◆ WHAT YOU HAVE TO DO
Copy out all of the material, matching it word for word.

━━━ INPUT ━━━

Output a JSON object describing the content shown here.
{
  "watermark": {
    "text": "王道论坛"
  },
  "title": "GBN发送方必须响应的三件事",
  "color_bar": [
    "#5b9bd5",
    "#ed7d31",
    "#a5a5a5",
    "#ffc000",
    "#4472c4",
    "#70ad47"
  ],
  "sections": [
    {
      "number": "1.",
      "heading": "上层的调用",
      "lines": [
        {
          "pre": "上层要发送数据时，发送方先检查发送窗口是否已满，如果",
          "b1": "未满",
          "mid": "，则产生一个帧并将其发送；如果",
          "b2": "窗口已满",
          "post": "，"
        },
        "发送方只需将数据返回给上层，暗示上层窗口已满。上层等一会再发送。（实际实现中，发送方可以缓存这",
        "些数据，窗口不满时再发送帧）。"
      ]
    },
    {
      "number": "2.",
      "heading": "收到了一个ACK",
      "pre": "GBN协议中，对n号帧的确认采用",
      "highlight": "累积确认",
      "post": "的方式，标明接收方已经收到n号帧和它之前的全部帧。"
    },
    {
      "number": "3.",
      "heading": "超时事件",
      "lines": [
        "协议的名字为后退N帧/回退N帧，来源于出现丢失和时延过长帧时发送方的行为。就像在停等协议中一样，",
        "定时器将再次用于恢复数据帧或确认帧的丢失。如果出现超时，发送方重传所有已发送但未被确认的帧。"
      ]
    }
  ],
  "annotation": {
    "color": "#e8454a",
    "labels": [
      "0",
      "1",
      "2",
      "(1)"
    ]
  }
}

━━━

◆ SOLUTION
Output a JSON object describing the content shown here.
{
  "watermark": {
    "text": "王道论坛"
  },
  "title": "GBN发送方必须响应的三件事",
  "color_bar": [
    "#5b9bd5",
    "#ed7d31",
    "#a5a5a5",
    "#ffc000",
    "#4472c4",
    "#70ad47"
  ],
  "sections": [
    {
      "number": "1.",
      "heading": "上层的调用",
      "lines": [
        {
          "pre": "上层要发送数据时，发送方先检查发送窗口是否已满，如果",
          "b1": "未满",
          "mid": "，则产生一个帧并将其发送；如果",
          "b2": "窗口已满",
          "post": "，"
        },
        "发送方只需将数据返回给上层，暗示上层窗口已满。上层等一会再发送。（实际实现中，发送方可以缓存这",
        "些数据，窗口不满时再发送帧）。"
      ]
    },
    {
      "number": "2.",
      "heading": "收到了一个ACK",
      "pre": "GBN协议中，对n号帧的确认采用",
      "highlight": "累积确认",
      "post": "的方式，标明接收方已经收到n号帧和它之前的全部帧。"
    },
    {
      "number": "3.",
      "heading": "超时事件",
      "lines": [
        "协议的名字为后退N帧/回退N帧，来源于出现丢失和时延过长帧时发送方的行为。就像在停等协议中一样，",
        "定时器将再次用于恢复数据帧或确认帧的丢失。如果出现超时，发送方重传所有已发送但未被确认的帧。"
      ]
    }
  ],
  "annotation": {
    "color": "#e8454a",
    "labels": [
      "0",
      "1",
      "2",
      "(1)"
    ]
  }
}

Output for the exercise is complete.